__RECORDS PROVIDED__.
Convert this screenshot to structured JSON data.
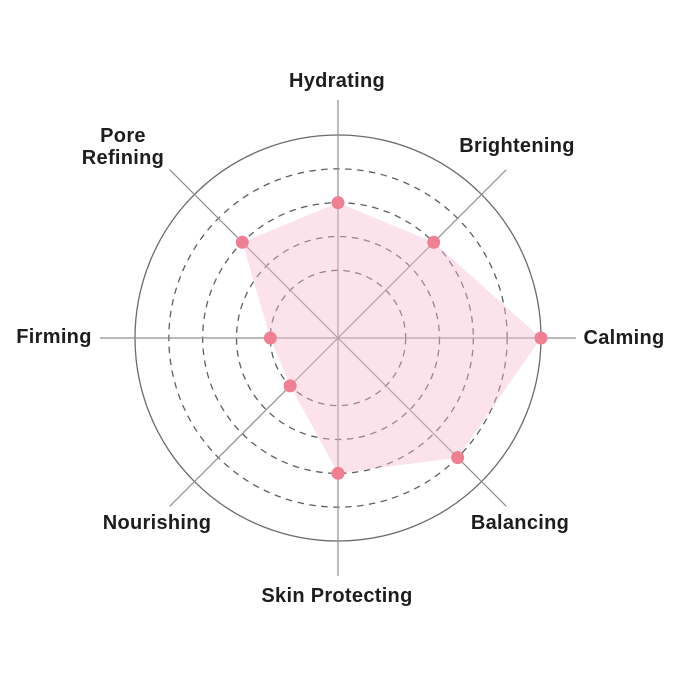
{
  "chart_data": {
    "type": "radar",
    "title": "",
    "categories": [
      "Hydrating",
      "Brightening",
      "Calming",
      "Balancing",
      "Skin Protecting",
      "Nourishing",
      "Firming",
      "Pore Refining"
    ],
    "values": [
      4,
      4,
      6,
      5,
      4,
      2,
      2,
      4
    ],
    "max": 6,
    "grid_levels": [
      2,
      3,
      4,
      5
    ],
    "angles_deg": [
      90,
      45,
      0,
      -45,
      -90,
      -135,
      180,
      135
    ],
    "grid": "dashed-circles",
    "legend_position": "none",
    "style": {
      "fill_color": "#f8bbd0",
      "fill_opacity": 0.42,
      "dot_color": "#ee8092",
      "dot_radius": 6.5,
      "axis_color": "#8f8f8f",
      "ring_color": "#5f5f5f",
      "outer_ring_color": "#6b6b6b",
      "label_color": "#1d1d1d",
      "background": "#ffffff"
    }
  },
  "labels": {
    "hydrating": "Hydrating",
    "brightening": "Brightening",
    "calming": "Calming",
    "balancing": "Balancing",
    "skin_protecting": "Skin Protecting",
    "nourishing": "Nourishing",
    "firming": "Firming",
    "pore_refining": "Pore Refining"
  }
}
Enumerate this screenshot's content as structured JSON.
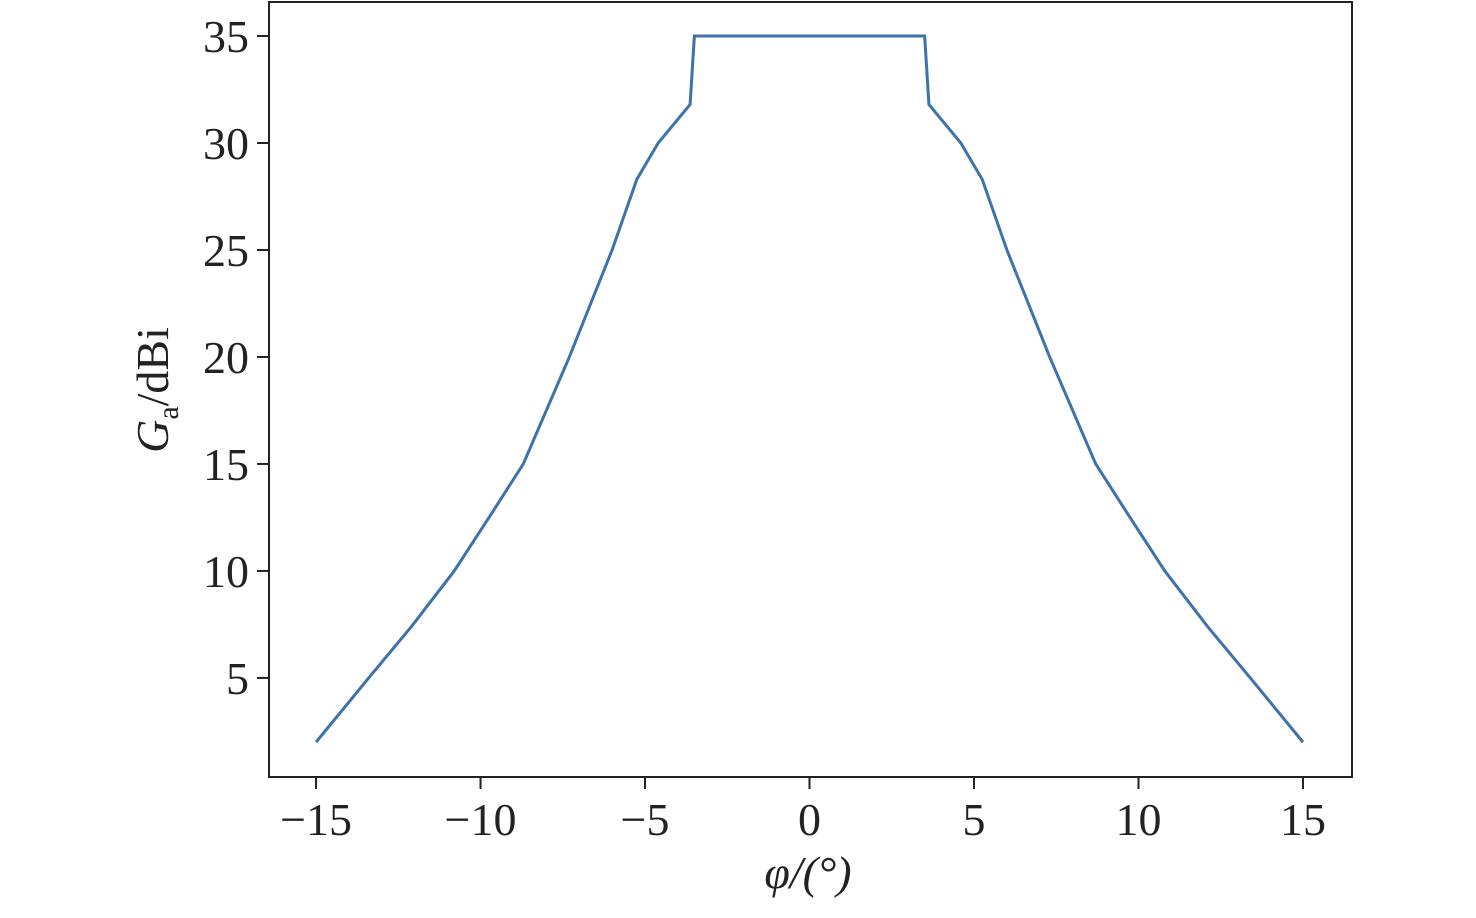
{
  "chart_data": {
    "type": "line",
    "xlabel": "φ/(°)",
    "ylabel": {
      "symbol": "G",
      "subscript": "a",
      "unit": "/dBi"
    },
    "series": [
      {
        "color": "#3d72aa",
        "x": [
          -15,
          -14.2,
          -13.4,
          -12.1,
          -10.8,
          -9.7,
          -8.7,
          -7.3,
          -6.0,
          -5.25,
          -4.6,
          -3.63,
          -3.5,
          3.5,
          3.63,
          4.6,
          5.25,
          6.0,
          7.3,
          8.7,
          9.7,
          10.8,
          12.1,
          13.4,
          14.2,
          15
        ],
        "values": [
          2.0,
          3.5,
          5,
          7.4,
          10,
          12.6,
          15,
          20,
          25,
          28.3,
          30.0,
          31.8,
          35,
          35,
          31.8,
          30.0,
          28.3,
          25,
          20,
          15,
          12.6,
          10,
          7.4,
          5,
          3.5,
          2.0
        ]
      }
    ],
    "xlim": [
      -16.43,
      16.49
    ],
    "ylim": [
      0.37,
      36.59
    ],
    "xticks": [
      {
        "value": -15,
        "label": "−15"
      },
      {
        "value": -10,
        "label": "−10"
      },
      {
        "value": -5,
        "label": "−5"
      },
      0,
      5,
      10,
      15
    ],
    "yticks": [
      5,
      10,
      15,
      20,
      25,
      30,
      35
    ]
  }
}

__INSTRUCTION__.
Locate all lines in the listing above with the word "this" and copy them.

__OUTPUT__.
Convert this screenshot to structured JSON data.
Enumerate this screenshot's content as structured JSON.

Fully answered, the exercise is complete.